**DATA LINES:**
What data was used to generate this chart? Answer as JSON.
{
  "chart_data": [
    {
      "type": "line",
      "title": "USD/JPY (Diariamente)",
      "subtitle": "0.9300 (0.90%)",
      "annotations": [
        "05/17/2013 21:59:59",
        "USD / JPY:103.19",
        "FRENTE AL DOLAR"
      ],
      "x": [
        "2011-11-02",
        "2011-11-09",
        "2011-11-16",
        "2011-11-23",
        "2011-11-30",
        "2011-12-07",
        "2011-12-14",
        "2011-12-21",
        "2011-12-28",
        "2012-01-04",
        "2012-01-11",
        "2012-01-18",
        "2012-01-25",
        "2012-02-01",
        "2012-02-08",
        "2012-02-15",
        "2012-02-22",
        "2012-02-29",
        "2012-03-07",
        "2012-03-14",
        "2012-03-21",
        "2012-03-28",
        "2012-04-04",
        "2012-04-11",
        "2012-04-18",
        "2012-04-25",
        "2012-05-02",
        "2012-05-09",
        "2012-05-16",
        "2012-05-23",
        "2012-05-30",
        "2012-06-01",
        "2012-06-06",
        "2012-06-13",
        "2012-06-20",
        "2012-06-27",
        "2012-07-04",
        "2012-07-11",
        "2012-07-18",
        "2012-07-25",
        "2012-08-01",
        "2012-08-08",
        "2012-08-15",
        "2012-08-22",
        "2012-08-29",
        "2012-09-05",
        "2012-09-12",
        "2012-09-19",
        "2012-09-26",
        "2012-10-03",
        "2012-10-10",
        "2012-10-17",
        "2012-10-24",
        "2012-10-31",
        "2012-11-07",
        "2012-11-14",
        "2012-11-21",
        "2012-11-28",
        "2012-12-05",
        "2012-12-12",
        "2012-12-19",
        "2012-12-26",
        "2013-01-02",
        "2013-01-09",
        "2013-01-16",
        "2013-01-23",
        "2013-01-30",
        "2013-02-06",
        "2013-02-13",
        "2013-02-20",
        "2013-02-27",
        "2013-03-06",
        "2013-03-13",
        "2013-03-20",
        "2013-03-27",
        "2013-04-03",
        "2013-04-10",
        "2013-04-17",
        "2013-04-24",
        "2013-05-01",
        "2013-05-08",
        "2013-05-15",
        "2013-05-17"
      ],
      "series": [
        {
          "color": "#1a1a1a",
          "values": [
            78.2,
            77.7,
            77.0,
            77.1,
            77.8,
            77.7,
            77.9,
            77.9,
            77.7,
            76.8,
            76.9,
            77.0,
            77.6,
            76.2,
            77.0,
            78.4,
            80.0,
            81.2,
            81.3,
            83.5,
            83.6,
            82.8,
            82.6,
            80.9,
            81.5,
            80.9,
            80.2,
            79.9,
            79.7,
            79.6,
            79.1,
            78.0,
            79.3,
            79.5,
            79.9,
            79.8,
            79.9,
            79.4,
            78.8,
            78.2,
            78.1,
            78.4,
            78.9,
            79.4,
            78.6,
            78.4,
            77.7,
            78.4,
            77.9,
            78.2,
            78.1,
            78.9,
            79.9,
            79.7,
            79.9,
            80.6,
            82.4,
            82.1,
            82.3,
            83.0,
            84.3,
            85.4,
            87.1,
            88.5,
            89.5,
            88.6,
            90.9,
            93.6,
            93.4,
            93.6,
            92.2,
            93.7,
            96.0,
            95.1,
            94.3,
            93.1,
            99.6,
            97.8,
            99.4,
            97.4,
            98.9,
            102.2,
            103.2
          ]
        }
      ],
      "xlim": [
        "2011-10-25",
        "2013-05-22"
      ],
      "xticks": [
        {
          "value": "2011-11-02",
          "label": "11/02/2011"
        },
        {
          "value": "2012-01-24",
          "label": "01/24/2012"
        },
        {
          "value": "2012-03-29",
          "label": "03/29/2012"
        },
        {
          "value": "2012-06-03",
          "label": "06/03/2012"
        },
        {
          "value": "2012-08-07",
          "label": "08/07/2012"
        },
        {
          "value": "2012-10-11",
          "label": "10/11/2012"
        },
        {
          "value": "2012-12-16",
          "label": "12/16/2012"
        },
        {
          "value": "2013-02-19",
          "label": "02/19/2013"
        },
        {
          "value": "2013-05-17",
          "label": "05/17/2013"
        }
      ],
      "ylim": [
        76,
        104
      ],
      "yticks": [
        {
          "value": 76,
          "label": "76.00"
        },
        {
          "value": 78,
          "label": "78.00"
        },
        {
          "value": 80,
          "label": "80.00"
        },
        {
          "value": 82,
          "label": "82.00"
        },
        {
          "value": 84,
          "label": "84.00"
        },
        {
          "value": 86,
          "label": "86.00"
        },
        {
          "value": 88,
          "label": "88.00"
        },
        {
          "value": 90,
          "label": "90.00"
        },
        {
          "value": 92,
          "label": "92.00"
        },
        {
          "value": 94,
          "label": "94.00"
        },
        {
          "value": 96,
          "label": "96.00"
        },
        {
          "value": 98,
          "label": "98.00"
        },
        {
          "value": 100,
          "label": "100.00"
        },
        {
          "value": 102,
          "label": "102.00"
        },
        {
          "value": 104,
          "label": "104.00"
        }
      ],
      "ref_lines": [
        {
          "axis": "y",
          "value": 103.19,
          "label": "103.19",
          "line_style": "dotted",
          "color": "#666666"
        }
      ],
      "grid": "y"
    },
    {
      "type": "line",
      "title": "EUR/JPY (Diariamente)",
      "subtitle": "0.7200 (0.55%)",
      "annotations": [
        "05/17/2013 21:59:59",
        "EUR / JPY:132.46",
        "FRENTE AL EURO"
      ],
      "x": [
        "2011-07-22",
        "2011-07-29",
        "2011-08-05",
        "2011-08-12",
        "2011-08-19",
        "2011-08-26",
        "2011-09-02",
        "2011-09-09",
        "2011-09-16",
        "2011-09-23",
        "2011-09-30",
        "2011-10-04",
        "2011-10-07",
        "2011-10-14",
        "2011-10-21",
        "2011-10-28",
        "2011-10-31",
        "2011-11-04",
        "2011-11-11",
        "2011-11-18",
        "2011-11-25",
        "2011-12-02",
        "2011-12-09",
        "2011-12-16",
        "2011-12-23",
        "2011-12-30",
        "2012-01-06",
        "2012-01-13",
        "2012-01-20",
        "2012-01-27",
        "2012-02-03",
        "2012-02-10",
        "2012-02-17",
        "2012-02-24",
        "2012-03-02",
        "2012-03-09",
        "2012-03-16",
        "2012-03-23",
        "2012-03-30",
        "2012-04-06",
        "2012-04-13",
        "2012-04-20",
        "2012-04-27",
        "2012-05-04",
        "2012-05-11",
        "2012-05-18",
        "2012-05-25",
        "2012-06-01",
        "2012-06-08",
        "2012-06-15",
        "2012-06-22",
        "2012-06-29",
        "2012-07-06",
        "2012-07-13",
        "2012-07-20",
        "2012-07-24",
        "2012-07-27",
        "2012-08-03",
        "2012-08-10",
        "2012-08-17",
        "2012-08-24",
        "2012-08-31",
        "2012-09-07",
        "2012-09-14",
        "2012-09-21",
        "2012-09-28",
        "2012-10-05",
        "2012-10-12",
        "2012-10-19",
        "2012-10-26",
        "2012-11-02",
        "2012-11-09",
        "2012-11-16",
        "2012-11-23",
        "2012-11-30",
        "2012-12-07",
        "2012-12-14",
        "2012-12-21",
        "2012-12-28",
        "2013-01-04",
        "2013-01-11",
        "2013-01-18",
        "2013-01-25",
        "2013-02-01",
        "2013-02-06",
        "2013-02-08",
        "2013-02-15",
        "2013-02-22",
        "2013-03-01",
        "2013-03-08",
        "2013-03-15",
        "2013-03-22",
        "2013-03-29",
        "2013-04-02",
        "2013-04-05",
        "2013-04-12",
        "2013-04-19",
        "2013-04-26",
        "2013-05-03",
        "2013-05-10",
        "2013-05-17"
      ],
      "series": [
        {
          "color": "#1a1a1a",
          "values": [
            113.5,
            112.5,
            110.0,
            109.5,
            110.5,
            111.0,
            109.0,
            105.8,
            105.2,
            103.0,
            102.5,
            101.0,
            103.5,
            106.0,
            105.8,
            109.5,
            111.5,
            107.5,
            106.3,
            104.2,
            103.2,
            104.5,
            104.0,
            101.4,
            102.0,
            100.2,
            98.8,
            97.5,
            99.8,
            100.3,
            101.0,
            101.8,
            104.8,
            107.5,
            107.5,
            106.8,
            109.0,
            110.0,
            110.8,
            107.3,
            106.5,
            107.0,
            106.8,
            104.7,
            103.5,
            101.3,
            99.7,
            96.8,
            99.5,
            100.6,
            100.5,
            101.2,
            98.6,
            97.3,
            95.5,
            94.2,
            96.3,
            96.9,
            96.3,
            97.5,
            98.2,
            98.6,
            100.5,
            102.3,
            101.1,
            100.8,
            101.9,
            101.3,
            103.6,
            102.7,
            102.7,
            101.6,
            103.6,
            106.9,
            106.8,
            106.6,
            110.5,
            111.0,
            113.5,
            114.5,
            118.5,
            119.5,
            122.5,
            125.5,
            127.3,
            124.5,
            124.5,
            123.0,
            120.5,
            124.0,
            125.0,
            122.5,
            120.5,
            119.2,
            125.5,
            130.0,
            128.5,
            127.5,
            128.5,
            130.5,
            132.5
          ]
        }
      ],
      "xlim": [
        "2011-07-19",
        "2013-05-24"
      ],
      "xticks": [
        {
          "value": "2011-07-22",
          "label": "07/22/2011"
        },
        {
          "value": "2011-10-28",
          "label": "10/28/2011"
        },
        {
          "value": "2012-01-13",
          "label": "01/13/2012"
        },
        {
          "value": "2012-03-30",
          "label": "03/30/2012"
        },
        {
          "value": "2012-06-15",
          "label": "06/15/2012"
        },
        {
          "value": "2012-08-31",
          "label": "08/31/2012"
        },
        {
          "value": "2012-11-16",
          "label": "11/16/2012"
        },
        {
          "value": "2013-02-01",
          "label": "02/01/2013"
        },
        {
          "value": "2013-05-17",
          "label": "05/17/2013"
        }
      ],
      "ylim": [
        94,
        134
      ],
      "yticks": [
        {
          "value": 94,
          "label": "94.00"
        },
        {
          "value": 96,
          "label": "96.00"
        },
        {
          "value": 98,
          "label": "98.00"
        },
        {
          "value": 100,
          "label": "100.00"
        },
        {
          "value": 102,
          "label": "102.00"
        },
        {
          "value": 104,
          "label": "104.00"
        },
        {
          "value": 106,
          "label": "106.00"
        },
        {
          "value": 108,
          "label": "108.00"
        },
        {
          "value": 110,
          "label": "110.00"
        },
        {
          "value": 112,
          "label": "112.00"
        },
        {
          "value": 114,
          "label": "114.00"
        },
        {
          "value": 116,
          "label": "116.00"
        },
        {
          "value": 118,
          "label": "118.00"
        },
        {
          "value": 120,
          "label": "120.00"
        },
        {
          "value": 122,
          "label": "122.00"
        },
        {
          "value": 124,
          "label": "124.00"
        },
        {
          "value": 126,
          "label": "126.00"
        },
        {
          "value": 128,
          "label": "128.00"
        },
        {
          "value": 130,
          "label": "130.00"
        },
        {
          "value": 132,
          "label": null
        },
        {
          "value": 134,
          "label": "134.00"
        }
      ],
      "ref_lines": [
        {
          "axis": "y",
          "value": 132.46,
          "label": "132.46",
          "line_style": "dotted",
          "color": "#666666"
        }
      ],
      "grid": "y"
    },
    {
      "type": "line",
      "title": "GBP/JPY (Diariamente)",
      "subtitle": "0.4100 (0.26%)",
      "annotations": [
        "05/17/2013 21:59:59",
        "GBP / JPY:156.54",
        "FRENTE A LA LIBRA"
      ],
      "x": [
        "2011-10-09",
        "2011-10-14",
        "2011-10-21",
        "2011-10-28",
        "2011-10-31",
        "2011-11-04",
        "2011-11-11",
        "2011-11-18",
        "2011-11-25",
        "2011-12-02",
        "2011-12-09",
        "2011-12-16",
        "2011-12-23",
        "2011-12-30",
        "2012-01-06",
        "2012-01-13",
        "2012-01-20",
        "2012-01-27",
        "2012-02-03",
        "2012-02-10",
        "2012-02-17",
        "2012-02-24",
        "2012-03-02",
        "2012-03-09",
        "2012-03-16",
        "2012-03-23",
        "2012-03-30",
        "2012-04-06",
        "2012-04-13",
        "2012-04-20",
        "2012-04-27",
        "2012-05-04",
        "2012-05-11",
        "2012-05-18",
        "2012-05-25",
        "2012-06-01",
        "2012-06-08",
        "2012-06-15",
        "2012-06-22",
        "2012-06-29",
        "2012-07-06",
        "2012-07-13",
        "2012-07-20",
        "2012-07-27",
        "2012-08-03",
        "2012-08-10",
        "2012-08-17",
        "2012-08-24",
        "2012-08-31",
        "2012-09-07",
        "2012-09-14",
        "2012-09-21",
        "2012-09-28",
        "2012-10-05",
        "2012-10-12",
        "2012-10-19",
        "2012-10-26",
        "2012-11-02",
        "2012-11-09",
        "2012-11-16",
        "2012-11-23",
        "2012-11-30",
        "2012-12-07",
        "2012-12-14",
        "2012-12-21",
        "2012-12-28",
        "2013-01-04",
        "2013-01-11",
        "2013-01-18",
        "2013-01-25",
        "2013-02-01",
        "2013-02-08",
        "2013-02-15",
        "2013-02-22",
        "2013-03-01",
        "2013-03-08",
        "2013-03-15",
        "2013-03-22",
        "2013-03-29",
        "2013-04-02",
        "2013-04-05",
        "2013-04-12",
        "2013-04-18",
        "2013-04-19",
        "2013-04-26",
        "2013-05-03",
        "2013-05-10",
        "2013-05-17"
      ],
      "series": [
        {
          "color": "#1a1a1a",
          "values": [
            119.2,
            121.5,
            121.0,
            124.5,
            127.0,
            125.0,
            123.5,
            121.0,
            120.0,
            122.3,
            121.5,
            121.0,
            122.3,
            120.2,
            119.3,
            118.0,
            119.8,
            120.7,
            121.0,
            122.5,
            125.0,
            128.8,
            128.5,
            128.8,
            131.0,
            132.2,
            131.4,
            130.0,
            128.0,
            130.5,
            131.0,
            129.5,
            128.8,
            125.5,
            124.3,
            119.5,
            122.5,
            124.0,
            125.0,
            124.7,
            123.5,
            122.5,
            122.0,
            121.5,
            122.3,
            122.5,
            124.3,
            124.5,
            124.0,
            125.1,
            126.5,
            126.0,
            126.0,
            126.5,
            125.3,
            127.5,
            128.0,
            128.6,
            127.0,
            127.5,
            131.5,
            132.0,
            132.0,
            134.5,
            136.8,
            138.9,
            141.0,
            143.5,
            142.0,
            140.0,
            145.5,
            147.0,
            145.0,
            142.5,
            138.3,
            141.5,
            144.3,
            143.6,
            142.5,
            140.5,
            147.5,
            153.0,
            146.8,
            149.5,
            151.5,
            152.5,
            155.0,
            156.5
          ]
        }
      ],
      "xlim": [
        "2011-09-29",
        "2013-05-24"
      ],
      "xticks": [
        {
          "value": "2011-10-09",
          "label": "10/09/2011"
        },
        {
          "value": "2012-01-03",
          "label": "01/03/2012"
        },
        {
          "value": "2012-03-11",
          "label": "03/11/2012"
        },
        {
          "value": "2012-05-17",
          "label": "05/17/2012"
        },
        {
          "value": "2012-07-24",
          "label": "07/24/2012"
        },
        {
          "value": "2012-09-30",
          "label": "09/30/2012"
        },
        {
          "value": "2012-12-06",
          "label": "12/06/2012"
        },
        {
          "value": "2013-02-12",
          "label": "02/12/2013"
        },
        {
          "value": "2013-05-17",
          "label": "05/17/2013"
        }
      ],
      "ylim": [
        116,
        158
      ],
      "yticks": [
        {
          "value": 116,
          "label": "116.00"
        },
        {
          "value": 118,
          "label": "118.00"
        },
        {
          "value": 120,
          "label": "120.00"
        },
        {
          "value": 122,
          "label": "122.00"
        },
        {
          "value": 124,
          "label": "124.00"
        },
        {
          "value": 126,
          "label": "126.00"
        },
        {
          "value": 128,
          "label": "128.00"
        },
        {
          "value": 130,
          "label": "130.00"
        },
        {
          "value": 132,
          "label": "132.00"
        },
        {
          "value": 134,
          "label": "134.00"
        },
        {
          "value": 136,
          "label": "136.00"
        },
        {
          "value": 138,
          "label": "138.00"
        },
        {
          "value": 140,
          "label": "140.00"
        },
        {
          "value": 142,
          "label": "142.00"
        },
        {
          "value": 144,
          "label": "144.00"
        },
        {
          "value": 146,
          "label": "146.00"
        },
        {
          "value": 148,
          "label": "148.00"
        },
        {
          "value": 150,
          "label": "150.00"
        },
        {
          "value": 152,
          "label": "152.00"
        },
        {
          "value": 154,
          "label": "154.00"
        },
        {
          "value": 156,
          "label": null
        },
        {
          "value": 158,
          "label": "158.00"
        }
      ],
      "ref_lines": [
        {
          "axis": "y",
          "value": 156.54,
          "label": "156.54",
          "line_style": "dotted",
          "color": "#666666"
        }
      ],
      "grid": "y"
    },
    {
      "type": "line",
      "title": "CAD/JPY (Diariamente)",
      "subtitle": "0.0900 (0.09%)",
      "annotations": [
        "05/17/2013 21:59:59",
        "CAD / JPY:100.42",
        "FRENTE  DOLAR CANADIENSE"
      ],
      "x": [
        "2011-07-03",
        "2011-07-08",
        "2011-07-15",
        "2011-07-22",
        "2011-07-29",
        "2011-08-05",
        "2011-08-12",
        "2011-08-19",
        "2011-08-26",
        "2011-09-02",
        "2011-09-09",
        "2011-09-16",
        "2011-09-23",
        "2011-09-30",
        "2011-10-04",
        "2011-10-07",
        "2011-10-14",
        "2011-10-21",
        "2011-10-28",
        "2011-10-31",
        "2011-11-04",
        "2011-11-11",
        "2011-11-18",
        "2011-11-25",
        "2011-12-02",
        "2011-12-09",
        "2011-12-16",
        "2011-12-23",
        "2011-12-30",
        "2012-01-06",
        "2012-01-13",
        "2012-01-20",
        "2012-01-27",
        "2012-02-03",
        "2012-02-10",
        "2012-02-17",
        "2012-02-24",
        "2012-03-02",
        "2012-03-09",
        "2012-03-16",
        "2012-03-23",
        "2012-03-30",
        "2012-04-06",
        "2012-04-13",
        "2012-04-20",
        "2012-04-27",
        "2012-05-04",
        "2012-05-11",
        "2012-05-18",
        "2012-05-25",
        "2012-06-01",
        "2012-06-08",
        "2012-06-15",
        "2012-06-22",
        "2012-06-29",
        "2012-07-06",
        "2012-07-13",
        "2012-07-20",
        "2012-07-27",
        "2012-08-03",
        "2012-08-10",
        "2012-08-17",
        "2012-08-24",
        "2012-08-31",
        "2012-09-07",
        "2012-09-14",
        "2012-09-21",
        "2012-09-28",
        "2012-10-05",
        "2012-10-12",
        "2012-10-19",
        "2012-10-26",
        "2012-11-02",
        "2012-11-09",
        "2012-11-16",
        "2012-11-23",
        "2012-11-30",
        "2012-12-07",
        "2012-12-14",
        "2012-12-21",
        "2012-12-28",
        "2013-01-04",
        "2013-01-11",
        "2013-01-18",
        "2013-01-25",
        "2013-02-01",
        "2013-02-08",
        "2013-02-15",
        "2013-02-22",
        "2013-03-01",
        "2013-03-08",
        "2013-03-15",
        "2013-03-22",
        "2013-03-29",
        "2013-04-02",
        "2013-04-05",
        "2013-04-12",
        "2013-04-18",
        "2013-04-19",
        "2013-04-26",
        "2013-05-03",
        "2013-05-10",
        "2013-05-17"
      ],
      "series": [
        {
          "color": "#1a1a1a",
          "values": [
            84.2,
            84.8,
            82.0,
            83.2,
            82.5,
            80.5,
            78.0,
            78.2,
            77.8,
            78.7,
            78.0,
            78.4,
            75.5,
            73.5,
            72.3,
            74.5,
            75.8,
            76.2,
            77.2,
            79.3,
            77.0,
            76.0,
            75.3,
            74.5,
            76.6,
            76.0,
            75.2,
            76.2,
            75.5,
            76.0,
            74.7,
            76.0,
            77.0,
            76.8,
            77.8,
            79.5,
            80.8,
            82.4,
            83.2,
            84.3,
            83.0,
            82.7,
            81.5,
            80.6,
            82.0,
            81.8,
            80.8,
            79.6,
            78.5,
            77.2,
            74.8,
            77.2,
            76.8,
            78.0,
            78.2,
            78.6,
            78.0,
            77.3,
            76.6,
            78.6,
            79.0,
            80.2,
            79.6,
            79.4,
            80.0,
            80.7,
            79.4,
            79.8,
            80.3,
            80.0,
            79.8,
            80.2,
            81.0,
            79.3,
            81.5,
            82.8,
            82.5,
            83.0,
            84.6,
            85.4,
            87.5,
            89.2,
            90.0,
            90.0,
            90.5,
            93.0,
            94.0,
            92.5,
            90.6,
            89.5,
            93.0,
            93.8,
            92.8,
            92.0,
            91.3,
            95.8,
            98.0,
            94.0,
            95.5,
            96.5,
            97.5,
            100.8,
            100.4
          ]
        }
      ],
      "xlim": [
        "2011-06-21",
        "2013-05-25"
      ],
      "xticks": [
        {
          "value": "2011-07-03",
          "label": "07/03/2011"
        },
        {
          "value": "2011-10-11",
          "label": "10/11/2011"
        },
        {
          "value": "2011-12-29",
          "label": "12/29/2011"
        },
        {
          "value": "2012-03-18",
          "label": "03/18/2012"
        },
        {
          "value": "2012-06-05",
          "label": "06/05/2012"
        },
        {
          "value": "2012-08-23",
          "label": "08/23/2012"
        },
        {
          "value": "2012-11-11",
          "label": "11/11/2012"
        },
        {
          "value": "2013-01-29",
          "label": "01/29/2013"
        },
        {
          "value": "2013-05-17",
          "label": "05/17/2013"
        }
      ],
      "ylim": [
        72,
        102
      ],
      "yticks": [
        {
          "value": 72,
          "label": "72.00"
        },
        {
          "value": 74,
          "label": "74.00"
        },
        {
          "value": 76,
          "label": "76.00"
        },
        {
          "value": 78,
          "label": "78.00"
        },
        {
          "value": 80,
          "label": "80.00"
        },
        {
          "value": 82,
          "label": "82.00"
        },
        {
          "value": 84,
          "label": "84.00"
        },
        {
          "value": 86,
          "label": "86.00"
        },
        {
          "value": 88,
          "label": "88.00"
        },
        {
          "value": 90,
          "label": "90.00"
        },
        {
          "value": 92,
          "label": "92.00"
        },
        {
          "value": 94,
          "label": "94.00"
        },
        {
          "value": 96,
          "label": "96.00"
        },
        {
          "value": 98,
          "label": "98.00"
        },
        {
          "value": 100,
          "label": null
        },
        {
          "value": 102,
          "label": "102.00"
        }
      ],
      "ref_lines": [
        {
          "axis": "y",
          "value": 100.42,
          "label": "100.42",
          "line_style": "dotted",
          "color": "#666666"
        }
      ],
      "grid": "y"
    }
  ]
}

**WRITTEN PROBLEM:**
In the records shown above, how many lines include the word "FRENTE"? Answer with the number only.

**EXPECTED OUTPUT:**
4